> **OBJECTIVE**:
Retype the data below without altering anything.

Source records
══════════
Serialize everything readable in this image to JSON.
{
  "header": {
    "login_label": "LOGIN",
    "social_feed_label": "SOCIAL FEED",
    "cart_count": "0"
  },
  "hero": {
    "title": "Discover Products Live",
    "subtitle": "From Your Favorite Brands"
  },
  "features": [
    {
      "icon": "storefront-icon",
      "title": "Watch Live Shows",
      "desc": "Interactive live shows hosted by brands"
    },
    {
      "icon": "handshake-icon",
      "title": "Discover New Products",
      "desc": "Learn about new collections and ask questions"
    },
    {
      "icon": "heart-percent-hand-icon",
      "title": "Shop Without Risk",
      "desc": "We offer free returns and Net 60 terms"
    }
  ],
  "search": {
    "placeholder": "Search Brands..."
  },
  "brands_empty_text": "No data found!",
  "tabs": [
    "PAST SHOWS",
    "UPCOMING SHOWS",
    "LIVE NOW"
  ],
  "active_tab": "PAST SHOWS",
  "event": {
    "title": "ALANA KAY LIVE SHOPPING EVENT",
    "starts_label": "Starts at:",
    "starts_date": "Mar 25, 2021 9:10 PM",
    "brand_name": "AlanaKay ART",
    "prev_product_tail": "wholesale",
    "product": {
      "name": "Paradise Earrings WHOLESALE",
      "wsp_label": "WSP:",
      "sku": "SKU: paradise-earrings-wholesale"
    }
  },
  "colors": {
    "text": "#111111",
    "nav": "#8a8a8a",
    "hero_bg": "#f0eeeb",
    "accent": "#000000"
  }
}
══════════
> **THE REPLY**:
Serialize everything readable in this image to JSON.
{
  "header": {
    "login_label": "LOGIN",
    "social_feed_label": "SOCIAL FEED",
    "cart_count": "0"
  },
  "hero": {
    "title": "Discover Products Live",
    "subtitle": "From Your Favorite Brands"
  },
  "features": [
    {
      "icon": "storefront-icon",
      "title": "Watch Live Shows",
      "desc": "Interactive live shows hosted by brands"
    },
    {
      "icon": "handshake-icon",
      "title": "Discover New Products",
      "desc": "Learn about new collections and ask questions"
    },
    {
      "icon": "heart-percent-hand-icon",
      "title": "Shop Without Risk",
      "desc": "We offer free returns and Net 60 terms"
    }
  ],
  "search": {
    "placeholder": "Search Brands..."
  },
  "brands_empty_text": "No data found!",
  "tabs": [
    "PAST SHOWS",
    "UPCOMING SHOWS",
    "LIVE NOW"
  ],
  "active_tab": "PAST SHOWS",
  "event": {
    "title": "ALANA KAY LIVE SHOPPING EVENT",
    "starts_label": "Starts at:",
    "starts_date": "Mar 25, 2021 9:10 PM",
    "brand_name": "AlanaKay ART",
    "prev_product_tail": "wholesale",
    "product": {
      "name": "Paradise Earrings WHOLESALE",
      "wsp_label": "WSP:",
      "sku": "SKU: paradise-earrings-wholesale"
    }
  },
  "colors": {
    "text": "#111111",
    "nav": "#8a8a8a",
    "hero_bg": "#f0eeeb",
    "accent": "#000000"
  }
}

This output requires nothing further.